= Supplied records =
☆ ☆ ☆
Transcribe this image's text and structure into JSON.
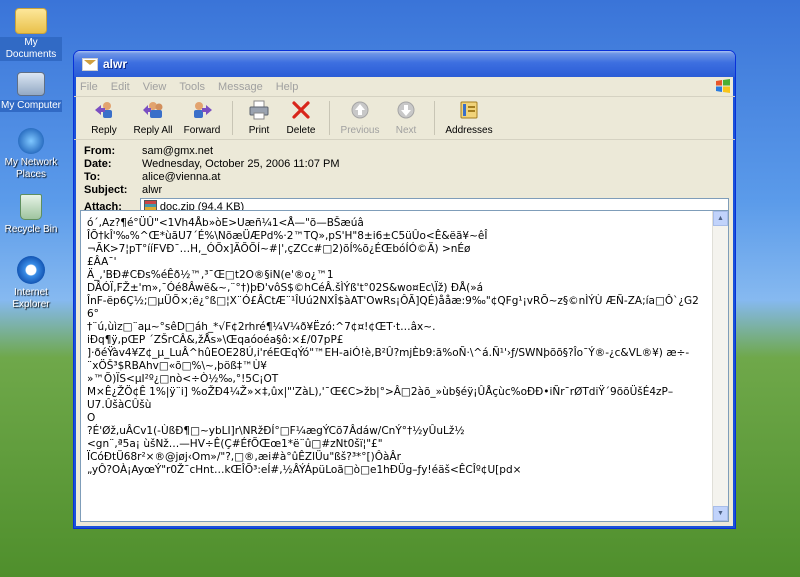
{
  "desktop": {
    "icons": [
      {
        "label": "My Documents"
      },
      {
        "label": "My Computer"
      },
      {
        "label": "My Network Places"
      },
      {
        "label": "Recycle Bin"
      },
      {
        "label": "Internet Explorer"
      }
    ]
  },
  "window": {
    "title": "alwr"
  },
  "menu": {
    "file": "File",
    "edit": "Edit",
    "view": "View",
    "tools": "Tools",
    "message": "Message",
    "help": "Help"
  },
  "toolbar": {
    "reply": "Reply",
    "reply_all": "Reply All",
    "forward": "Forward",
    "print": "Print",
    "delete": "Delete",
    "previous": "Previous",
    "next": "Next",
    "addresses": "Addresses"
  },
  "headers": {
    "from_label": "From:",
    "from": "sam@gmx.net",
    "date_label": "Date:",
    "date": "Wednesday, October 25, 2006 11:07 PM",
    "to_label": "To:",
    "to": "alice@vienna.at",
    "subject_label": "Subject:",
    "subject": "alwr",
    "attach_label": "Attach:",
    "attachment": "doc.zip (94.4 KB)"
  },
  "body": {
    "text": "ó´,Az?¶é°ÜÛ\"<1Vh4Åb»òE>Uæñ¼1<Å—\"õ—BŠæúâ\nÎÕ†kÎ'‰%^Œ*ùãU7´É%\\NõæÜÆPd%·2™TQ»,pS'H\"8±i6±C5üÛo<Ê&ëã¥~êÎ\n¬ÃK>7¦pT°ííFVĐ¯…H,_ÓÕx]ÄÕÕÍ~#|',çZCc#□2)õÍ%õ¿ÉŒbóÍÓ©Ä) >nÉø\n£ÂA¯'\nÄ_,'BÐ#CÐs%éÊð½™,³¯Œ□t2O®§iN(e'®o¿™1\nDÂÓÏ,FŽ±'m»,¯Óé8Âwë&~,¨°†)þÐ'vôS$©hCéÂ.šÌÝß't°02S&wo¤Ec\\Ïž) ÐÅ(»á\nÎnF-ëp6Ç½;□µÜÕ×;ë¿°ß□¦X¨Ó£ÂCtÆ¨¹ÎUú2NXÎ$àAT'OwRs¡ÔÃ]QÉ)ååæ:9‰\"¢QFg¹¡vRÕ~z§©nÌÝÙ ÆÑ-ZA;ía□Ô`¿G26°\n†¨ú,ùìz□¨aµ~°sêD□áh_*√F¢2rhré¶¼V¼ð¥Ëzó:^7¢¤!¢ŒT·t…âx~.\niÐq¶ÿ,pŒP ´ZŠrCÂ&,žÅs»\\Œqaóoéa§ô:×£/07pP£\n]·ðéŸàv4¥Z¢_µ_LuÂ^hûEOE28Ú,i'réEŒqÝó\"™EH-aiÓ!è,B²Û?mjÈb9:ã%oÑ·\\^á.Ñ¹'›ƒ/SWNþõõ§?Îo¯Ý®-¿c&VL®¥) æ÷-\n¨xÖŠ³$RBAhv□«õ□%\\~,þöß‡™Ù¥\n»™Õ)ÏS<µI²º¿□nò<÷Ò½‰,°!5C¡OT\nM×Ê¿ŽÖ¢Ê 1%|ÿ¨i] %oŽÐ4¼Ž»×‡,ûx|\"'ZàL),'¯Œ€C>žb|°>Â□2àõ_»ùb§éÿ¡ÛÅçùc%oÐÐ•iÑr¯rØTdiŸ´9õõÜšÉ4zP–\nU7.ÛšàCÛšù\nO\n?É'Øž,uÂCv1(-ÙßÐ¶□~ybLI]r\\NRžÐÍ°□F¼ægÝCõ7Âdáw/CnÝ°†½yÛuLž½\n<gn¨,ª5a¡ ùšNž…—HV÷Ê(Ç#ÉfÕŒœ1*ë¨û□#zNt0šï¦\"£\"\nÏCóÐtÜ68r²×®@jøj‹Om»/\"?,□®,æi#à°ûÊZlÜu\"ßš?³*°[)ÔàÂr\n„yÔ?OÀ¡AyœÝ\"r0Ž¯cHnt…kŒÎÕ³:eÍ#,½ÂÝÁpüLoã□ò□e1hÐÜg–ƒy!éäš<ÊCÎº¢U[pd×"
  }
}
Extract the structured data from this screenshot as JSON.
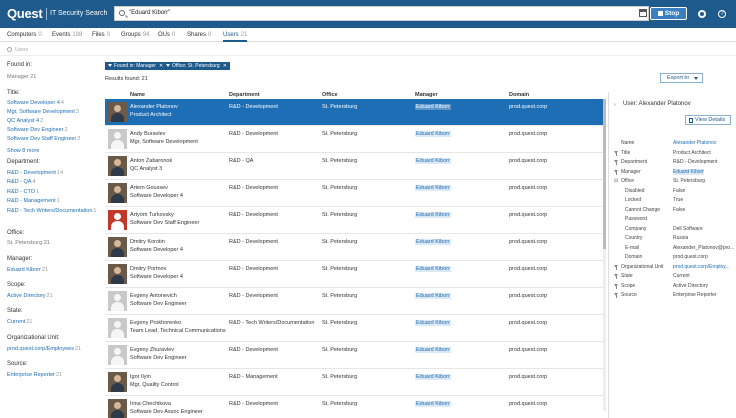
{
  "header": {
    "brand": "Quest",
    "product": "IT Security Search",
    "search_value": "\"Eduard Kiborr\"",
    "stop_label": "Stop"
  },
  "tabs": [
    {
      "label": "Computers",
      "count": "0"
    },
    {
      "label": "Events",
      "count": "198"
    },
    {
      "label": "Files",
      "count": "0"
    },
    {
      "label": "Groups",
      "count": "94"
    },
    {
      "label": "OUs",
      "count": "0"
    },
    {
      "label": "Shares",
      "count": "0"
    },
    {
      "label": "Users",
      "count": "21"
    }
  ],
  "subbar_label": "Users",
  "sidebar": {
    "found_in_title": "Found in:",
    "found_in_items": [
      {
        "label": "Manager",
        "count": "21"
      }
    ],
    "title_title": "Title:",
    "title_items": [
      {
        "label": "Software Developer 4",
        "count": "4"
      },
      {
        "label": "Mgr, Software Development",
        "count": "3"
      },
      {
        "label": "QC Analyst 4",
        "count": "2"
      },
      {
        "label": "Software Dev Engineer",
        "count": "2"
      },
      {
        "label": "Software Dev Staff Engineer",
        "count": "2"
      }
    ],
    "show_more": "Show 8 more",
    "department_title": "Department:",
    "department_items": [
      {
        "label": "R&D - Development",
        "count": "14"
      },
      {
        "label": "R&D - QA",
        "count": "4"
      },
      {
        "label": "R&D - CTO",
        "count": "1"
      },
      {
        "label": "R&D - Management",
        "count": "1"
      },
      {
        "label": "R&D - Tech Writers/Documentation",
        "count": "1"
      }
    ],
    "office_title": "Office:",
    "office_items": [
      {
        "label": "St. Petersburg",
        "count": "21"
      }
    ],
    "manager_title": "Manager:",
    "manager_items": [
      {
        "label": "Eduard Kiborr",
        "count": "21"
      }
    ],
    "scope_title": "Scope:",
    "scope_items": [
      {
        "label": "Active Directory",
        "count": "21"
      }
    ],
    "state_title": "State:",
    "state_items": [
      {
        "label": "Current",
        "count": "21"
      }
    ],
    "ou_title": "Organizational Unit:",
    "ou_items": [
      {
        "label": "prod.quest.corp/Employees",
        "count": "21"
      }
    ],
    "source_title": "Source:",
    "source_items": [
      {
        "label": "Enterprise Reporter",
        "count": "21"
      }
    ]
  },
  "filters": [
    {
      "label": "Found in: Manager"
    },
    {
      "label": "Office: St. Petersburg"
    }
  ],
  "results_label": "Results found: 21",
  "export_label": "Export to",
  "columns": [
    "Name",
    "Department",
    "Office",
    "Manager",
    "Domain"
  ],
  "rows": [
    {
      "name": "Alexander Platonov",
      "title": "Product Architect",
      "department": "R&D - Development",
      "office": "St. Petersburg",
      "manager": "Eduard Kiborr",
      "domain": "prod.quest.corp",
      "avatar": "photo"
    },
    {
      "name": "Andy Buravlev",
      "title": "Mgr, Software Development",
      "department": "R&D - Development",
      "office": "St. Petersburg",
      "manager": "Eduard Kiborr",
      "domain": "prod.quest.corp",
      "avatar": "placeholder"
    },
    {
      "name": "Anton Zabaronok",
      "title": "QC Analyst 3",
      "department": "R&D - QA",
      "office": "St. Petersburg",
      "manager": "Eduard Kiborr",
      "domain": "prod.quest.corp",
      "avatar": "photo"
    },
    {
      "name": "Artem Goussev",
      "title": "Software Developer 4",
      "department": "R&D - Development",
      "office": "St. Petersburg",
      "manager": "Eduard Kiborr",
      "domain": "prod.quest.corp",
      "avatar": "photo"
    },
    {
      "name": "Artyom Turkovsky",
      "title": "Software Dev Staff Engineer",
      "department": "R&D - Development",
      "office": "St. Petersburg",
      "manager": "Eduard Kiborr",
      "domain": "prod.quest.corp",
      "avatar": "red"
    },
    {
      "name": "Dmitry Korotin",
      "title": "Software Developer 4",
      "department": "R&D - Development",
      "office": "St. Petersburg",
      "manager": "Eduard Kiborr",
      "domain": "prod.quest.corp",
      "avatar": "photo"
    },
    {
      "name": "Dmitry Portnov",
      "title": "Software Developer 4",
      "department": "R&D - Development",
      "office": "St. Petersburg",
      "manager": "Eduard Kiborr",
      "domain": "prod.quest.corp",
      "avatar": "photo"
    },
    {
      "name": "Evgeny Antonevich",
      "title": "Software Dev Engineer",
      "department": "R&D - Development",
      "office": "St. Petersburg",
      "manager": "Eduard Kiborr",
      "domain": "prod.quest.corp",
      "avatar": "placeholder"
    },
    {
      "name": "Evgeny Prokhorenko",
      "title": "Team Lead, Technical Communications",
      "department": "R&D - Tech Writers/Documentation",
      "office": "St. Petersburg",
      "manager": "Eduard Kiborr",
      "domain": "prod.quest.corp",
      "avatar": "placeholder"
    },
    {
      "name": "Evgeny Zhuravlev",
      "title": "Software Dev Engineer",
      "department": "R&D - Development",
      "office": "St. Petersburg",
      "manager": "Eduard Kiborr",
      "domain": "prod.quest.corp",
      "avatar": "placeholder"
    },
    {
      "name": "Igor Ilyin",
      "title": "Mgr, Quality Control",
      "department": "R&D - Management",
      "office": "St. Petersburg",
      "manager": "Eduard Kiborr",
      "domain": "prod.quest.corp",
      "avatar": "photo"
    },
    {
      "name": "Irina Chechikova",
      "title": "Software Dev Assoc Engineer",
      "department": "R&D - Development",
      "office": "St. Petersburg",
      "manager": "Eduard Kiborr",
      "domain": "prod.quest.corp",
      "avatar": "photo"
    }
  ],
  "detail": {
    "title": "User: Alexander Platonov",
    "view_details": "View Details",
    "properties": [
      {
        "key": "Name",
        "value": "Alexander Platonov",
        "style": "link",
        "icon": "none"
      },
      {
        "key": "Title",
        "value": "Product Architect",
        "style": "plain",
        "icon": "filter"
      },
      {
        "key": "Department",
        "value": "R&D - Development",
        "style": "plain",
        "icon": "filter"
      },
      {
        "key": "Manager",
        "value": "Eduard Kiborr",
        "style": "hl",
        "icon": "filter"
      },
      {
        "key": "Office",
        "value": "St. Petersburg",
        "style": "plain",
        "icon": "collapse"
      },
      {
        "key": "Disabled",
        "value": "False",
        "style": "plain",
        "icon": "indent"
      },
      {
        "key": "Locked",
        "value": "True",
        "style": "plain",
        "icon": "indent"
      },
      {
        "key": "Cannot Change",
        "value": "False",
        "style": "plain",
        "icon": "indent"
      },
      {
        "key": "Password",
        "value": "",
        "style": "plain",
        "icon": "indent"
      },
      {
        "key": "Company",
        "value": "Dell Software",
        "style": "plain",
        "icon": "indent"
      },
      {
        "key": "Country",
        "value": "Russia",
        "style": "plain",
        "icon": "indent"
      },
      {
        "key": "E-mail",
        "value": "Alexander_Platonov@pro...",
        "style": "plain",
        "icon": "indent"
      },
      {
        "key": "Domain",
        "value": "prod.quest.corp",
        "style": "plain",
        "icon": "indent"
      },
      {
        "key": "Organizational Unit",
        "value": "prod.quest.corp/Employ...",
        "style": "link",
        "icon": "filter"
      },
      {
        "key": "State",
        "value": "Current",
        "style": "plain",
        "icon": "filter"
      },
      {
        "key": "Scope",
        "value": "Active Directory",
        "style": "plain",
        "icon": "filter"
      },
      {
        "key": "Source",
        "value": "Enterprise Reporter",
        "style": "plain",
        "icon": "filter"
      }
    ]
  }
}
☆ ☆ ☆
= Do this =
From the records above, pull out each line that has "Organizational".

= Completed task =
    "ou_title": "Organizational Unit:",
        "key": "Organizational Unit",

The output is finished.